** GOAL **
State how many lines in these records contain the word "podľa", and nothing else.

** Excerpt from a dataset **
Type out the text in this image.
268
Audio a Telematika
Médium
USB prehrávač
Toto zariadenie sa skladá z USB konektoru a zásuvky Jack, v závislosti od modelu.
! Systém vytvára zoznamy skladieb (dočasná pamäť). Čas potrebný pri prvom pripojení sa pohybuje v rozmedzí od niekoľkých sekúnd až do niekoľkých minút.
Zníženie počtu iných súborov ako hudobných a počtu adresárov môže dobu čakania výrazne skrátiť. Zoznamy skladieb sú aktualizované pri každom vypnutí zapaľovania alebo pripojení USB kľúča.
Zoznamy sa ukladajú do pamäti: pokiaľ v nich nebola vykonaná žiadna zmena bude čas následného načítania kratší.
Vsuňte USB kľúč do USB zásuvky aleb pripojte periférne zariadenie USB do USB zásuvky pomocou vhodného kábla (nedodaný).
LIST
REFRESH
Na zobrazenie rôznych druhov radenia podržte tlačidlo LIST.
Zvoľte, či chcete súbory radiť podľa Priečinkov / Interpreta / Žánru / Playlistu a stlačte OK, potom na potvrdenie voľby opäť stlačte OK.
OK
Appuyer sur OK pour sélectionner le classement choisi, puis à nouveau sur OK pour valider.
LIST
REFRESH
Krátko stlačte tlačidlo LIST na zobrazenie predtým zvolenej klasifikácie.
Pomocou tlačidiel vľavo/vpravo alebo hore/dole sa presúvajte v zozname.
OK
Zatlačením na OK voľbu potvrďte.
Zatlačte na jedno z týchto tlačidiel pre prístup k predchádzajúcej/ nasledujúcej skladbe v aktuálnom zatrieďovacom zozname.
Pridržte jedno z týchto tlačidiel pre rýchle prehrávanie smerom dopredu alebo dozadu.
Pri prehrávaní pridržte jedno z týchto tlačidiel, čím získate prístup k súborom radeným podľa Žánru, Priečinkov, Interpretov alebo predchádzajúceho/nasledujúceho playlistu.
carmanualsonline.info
---
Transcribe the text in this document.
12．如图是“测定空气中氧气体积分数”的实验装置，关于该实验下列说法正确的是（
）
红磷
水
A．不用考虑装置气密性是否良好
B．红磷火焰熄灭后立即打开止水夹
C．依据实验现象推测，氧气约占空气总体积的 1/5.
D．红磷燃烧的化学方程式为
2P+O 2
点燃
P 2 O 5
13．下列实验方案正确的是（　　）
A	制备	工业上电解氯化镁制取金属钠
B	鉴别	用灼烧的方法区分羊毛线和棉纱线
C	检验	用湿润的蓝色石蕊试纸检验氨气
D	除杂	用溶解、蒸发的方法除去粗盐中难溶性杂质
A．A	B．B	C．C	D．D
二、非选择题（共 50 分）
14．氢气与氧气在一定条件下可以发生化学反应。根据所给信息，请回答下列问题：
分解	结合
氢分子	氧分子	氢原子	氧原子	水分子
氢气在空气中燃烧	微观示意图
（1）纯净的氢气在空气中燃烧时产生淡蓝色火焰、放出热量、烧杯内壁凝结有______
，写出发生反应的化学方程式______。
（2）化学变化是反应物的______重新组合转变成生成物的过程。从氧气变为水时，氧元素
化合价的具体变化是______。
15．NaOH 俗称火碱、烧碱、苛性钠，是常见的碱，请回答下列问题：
...
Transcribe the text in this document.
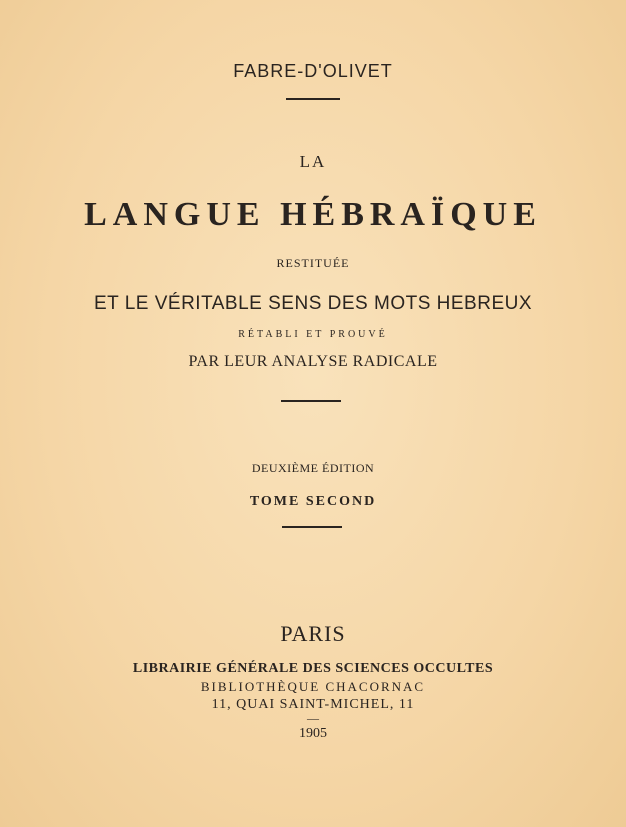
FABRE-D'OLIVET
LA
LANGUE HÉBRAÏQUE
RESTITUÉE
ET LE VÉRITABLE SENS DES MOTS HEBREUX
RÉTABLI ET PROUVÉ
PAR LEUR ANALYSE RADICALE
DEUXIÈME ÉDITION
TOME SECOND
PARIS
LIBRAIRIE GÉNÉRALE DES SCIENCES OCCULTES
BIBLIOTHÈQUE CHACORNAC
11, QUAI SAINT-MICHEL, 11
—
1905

** EXERCISE RESULT **
2